__What you have to do__. Find each line holding "Executado" and copy it out.

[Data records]
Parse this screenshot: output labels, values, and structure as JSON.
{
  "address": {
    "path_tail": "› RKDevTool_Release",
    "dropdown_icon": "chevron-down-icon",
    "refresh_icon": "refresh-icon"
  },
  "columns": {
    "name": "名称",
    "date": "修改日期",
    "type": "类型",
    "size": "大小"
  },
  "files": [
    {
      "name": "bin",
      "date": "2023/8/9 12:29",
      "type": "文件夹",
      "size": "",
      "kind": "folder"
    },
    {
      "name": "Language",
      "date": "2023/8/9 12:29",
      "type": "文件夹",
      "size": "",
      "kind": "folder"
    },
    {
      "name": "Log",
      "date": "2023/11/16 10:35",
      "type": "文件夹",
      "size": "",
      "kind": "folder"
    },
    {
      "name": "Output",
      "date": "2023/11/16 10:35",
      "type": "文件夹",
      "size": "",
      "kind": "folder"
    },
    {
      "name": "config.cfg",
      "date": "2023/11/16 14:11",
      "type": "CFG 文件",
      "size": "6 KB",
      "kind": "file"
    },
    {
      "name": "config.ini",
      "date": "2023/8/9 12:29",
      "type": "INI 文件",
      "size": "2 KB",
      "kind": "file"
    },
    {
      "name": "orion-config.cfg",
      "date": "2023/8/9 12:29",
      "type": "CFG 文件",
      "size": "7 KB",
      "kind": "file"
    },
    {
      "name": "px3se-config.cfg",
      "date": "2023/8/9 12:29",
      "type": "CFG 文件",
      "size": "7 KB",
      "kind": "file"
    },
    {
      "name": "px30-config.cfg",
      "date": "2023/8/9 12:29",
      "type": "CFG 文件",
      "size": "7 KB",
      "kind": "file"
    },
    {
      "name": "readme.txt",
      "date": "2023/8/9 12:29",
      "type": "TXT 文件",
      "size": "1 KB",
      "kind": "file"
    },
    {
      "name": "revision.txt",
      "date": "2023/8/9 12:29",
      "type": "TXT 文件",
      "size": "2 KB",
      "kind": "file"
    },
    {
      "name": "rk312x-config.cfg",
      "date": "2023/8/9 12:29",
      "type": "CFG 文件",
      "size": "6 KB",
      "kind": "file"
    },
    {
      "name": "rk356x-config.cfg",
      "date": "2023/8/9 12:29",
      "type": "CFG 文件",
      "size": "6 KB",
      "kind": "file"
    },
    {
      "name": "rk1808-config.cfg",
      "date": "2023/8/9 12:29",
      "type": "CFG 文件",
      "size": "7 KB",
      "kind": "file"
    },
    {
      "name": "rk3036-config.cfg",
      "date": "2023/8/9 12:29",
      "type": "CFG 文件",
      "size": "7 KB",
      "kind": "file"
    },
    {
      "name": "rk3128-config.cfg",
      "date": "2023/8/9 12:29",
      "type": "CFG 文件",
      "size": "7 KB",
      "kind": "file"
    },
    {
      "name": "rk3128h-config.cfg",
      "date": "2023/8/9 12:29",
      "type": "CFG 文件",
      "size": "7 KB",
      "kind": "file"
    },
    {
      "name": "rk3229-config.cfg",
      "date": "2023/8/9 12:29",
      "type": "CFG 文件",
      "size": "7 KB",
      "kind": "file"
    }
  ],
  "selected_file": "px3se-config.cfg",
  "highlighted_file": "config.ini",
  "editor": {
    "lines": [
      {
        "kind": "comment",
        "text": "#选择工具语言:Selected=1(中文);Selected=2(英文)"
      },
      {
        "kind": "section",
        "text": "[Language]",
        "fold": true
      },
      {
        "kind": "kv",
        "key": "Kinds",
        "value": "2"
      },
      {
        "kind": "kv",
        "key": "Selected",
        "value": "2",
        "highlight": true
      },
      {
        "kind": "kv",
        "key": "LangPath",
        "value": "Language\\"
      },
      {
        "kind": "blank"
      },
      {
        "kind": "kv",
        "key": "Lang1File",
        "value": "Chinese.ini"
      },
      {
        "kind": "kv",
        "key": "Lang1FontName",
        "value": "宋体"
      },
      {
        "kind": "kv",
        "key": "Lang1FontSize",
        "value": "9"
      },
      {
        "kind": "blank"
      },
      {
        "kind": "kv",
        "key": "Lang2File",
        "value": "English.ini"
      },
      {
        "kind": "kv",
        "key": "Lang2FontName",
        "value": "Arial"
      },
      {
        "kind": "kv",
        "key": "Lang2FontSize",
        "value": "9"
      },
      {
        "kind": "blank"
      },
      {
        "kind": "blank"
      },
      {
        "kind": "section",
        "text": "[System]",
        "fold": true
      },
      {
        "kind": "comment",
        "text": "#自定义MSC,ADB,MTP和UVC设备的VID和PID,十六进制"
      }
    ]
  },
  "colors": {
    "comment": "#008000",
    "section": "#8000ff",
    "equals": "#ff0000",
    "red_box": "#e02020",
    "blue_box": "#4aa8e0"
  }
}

...

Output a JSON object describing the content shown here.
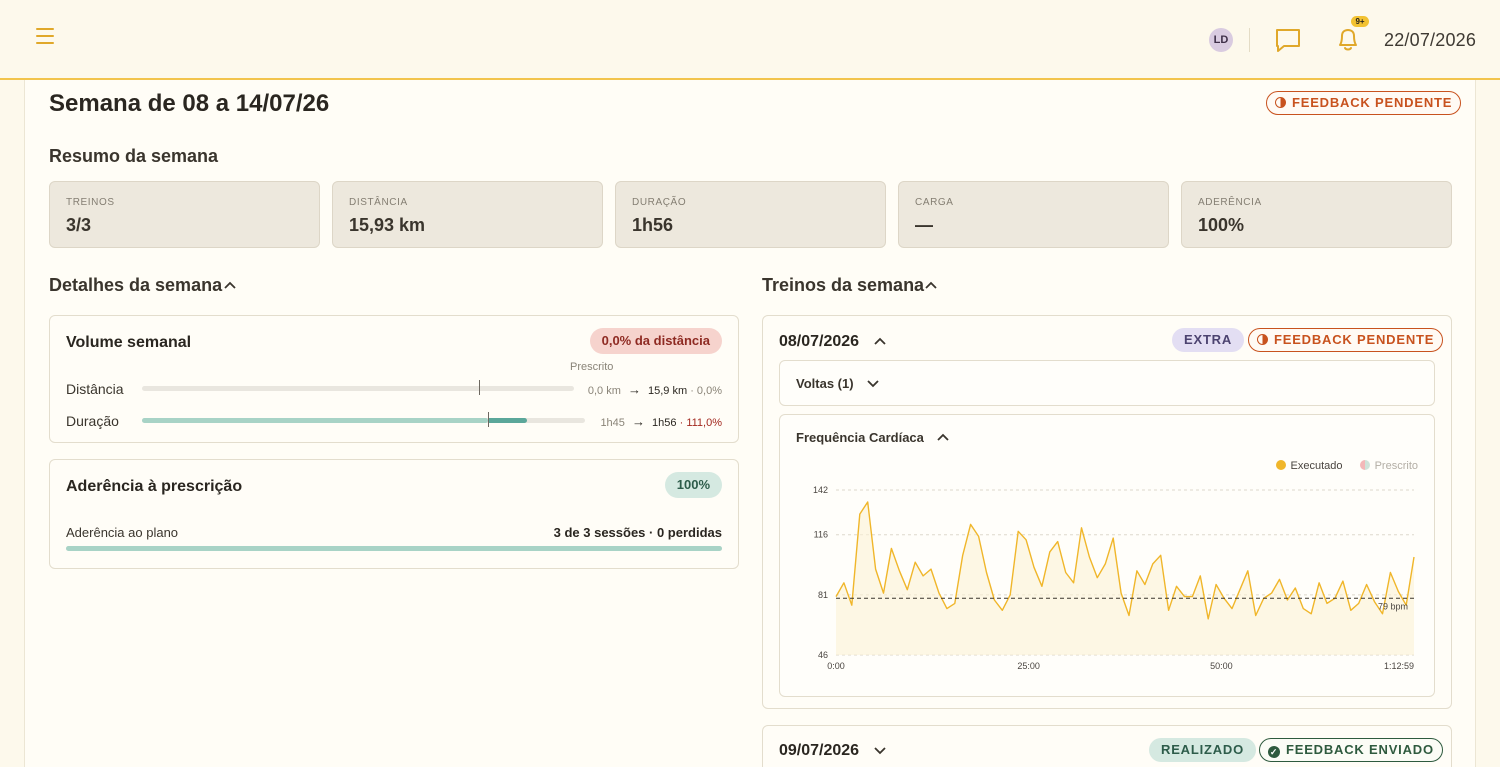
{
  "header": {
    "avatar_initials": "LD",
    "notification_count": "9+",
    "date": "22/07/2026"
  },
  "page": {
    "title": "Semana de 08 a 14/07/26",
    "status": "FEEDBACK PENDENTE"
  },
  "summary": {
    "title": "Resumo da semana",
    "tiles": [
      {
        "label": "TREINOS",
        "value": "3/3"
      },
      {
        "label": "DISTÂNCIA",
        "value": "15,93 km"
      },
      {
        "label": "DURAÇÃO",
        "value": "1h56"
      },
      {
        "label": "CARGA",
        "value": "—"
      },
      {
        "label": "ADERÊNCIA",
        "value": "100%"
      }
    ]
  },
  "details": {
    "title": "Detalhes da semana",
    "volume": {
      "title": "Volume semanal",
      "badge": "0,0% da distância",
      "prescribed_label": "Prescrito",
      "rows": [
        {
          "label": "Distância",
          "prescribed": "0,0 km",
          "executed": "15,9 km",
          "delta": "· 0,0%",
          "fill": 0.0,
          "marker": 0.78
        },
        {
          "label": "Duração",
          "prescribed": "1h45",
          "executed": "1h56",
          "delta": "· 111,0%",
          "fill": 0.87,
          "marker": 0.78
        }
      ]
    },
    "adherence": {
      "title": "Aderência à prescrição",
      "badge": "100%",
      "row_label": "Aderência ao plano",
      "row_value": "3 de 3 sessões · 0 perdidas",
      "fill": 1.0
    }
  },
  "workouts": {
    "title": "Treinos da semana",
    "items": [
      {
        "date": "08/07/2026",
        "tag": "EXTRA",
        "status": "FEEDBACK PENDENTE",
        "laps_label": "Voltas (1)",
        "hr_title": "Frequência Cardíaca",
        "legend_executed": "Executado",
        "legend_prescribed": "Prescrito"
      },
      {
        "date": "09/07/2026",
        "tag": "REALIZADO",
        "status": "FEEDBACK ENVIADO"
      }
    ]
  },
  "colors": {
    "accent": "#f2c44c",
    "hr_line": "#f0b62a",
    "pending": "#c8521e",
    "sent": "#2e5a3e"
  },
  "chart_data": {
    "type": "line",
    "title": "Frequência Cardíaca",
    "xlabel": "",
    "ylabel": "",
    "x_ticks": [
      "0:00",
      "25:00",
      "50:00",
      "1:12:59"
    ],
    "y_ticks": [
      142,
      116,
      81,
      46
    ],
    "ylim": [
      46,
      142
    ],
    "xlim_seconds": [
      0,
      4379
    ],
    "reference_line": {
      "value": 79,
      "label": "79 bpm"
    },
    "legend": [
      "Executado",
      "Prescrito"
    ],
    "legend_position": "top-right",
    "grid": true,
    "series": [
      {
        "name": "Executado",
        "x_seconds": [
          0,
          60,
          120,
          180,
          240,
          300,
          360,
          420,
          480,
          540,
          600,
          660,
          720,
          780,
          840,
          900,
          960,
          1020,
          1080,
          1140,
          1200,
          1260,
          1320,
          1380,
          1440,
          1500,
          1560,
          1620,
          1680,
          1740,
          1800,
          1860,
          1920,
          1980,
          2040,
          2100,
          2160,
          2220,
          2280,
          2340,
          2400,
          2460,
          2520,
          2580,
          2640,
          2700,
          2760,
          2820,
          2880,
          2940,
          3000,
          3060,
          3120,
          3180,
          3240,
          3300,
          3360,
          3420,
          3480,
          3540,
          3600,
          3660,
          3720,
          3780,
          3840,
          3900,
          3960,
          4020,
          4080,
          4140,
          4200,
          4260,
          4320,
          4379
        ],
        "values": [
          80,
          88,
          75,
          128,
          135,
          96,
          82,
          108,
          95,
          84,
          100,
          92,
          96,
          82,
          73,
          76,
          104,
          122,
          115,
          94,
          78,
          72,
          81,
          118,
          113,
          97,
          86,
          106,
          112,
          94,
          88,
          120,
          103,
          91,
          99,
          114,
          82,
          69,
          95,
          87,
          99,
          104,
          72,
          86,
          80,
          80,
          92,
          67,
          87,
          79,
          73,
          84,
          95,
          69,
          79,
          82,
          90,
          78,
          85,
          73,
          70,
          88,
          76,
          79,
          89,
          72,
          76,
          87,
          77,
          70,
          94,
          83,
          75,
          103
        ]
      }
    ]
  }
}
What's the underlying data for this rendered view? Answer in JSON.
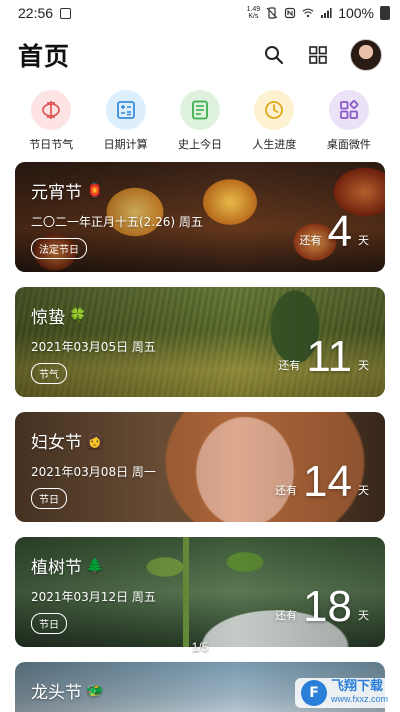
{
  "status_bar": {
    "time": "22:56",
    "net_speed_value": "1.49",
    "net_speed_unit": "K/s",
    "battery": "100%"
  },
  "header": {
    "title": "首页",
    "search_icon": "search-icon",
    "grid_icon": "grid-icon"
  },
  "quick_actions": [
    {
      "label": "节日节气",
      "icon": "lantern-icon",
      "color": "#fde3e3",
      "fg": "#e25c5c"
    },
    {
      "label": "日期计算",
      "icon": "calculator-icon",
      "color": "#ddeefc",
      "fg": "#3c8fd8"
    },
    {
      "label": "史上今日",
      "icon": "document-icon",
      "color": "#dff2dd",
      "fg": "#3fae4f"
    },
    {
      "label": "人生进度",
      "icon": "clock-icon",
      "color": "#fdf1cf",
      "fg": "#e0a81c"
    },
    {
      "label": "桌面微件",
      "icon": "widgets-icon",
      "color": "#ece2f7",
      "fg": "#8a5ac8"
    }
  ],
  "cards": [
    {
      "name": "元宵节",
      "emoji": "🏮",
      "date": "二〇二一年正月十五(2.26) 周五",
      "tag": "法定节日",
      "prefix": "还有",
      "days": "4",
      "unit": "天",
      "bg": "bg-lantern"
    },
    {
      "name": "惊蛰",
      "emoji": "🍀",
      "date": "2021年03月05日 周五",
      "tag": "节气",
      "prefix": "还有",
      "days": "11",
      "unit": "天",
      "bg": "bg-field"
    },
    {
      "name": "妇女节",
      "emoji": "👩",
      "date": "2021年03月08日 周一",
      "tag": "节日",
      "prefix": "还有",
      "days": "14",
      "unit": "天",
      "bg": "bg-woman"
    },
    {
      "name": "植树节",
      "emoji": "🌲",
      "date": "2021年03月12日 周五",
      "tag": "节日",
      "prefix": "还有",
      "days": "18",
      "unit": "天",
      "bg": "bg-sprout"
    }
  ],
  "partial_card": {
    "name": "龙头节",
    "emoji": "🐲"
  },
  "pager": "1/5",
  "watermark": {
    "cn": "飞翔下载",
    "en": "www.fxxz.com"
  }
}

__Response below__.
        "legend_executed": "Executado",
      "Executado",
        "name": "Executado",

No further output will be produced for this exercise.